- [TASK PROMPT]: Report how many lines below contain the word "τούτους". Give only the number.

- [Stored entries]:

__________

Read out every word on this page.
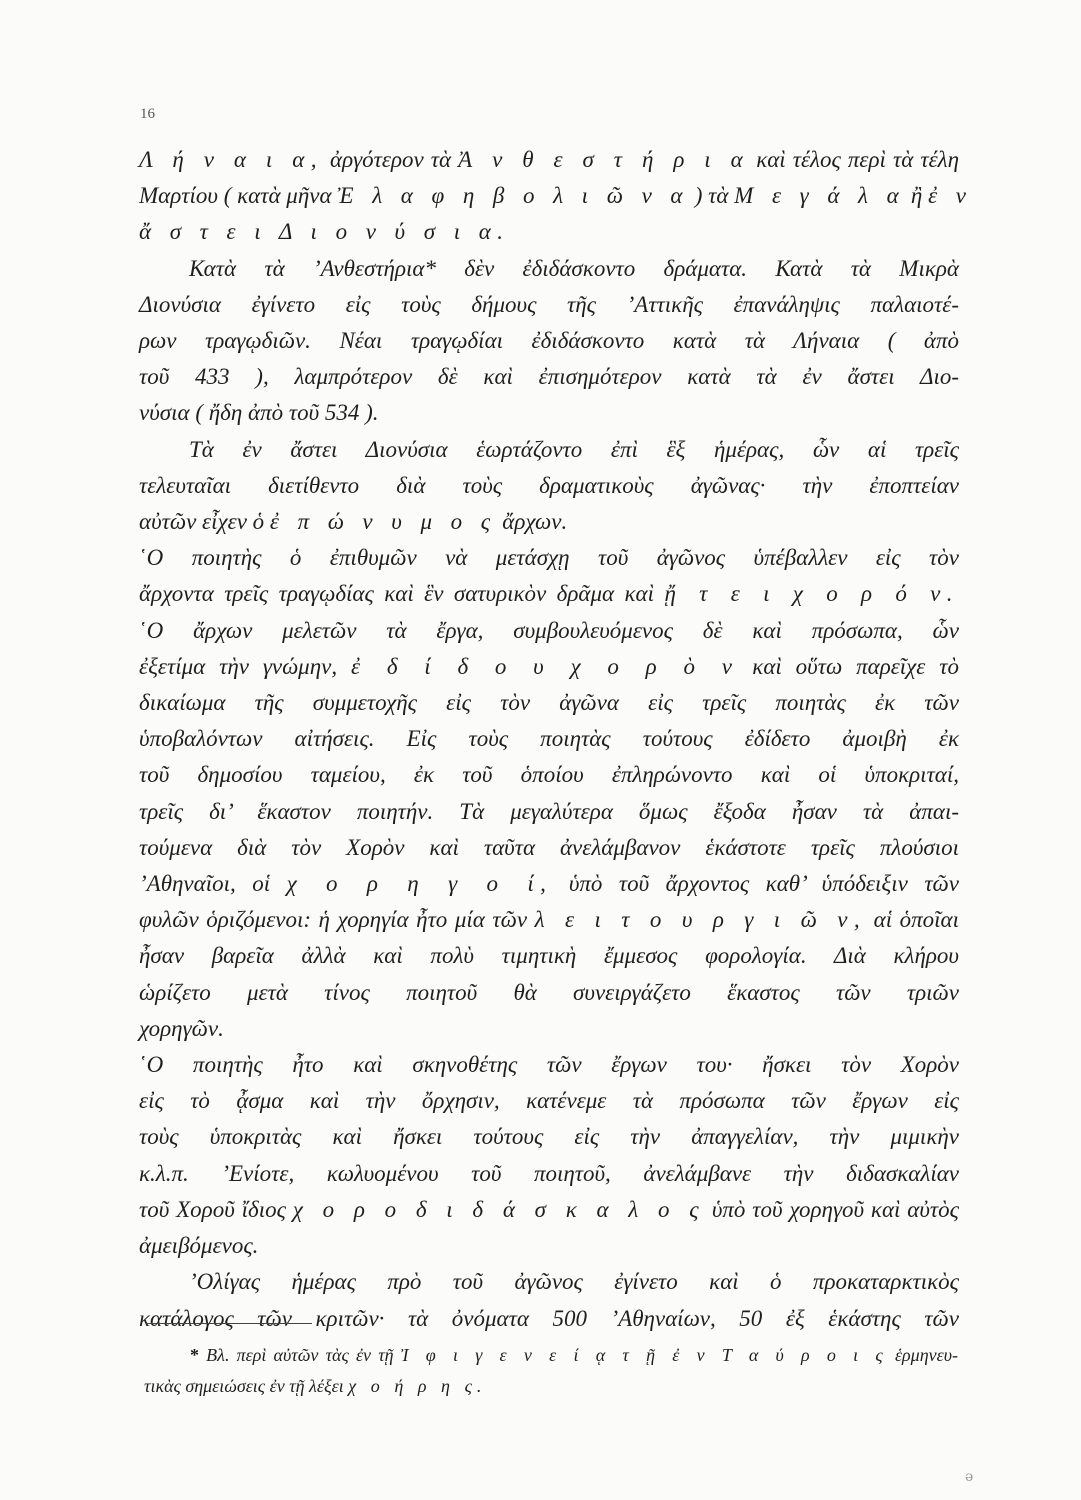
16
Λ ή ν α ι α, ἀργότερον τὰ Ἀ ν θ ε σ τ ή ρ ι α καὶ τέλος περὶ τὰ τέλη
Μαρτίου ( κατὰ μῆνα Ἐ λ α φ η β ο λ ι ῶ ν α ) τὰ Μ ε γ ά λ α ἢ ἐ ν
ἄ σ τ ε ι Δ ι ο ν ύ σ ι α.
Κατὰ τὰ ’Ανθεστήρια* δὲν ἐδιδάσκοντο δράματα. Κατὰ τὰ Μικρὰ
Διονύσια ἐγίνετο εἰς τοὺς δήμους τῆς ’Αττικῆς ἐπανάληψις παλαιοτέ-
ρων τραγῳδιῶν. Νέαι τραγῳδίαι ἐδιδάσκοντο κατὰ τὰ Λήναια ( ἀπὸ
τοῦ 433 ), λαμπρότερον δὲ καὶ ἐπισημότερον κατὰ τὰ ἐν ἄστει Διο-
νύσια ( ἤδη ἀπὸ τοῦ 534 ).
Τὰ ἐν ἄστει Διονύσια ἑωρτάζοντο ἐπὶ ἓξ ἡμέρας, ὧν αἱ τρεῖς
τελευταῖαι διετίθεντο διὰ τοὺς δραματικοὺς ἀγῶνας· τὴν ἐποπτείαν
αὐτῶν εἶχεν ὁ ἐ π ώ ν υ μ ο ς ἄρχων.
῾Ο ποιητὴς ὁ ἐπιθυμῶν νὰ μετάσχῃ τοῦ ἀγῶνος ὑπέβαλλεν εἰς τὸν
ἄρχοντα τρεῖς τραγῳδίας καὶ ἓν σατυρικὸν δρᾶμα καὶ ᾔ τ ε ι χ ο ρ ό ν.
῾Ο ἄρχων μελετῶν τὰ ἔργα, συμβουλευόμενος δὲ καὶ πρόσωπα, ὧν
ἐξετίμα τὴν γνώμην, ἐ δ ί δ ο υ χ ο ρ ὸ ν καὶ οὕτω παρεῖχε τὸ
δικαίωμα τῆς συμμετοχῆς εἰς τὸν ἀγῶνα εἰς τρεῖς ποιητὰς ἐκ τῶν
ὑποβαλόντων αἰτήσεις. Εἰς τοὺς ποιητὰς τούτους ἐδίδετο ἀμοιβὴ ἐκ
τοῦ δημοσίου ταμείου, ἐκ τοῦ ὁποίου ἐπληρώνοντο καὶ οἱ ὑποκριταί,
τρεῖς δι’ ἕκαστον ποιητήν. Τὰ μεγαλύτερα ὅμως ἔξοδα ἦσαν τὰ ἀπαι-
τούμενα διὰ τὸν Χορὸν καὶ ταῦτα ἀνελάμβανον ἑκάστοτε τρεῖς πλούσιοι
’Αθηναῖοι, οἱ χ ο ρ η γ ο ί, ὑπὸ τοῦ ἄρχοντος καθ’ ὑπόδειξιν τῶν
φυλῶν ὁριζόμενοι: ἡ χορηγία ἦτο μία τῶν λ ε ι τ ο υ ρ γ ι ῶ ν, αἱ ὁποῖαι
ἦσαν βαρεῖα ἀλλὰ καὶ πολὺ τιμητικὴ ἔμμεσος φορολογία. Διὰ κλήρου
ὡρίζετο μετὰ τίνος ποιητοῦ θὰ συνειργάζετο ἕκαστος τῶν τριῶν
χορηγῶν.
῾Ο ποιητὴς ἦτο καὶ σκηνοθέτης τῶν ἔργων του· ἤσκει τὸν Χορὸν
εἰς τὸ ᾆσμα καὶ τὴν ὄρχησιν, κατένεμε τὰ πρόσωπα τῶν ἔργων εἰς
τοὺς ὑποκριτὰς καὶ ἤσκει τούτους εἰς τὴν ἀπαγγελίαν, τὴν μιμικὴν
κ.λ.π. ’Ενίοτε, κωλυομένου τοῦ ποιητοῦ, ἀνελάμβανε τὴν διδασκαλίαν
τοῦ Χοροῦ ἴδιος χ ο ρ ο δ ι δ ά σ κ α λ ο ς ὑπὸ τοῦ χορηγοῦ καὶ αὐτὸς
ἀμειβόμενος.
’Ολίγας ἡμέρας πρὸ τοῦ ἀγῶνος ἐγίνετο καὶ ὁ προκαταρκτικὸς
κατάλογος τῶν κριτῶν· τὰ ὀνόματα 500 ’Αθηναίων, 50 ἐξ ἑκάστης τῶν
* Βλ. περὶ αὐτῶν τὰς ἐν τῇ Ἰ φ ι γ ε ν ε ί ᾳ τ ῇ ἐ ν Τ α ύ ρ ο ι ς ἑρμηνευ-
τικὰς σημειώσεις ἐν τῇ λέξει χ ο ή ρ η ς.
ə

__________

- [SOLUTION TO THE EXERCISE]: 2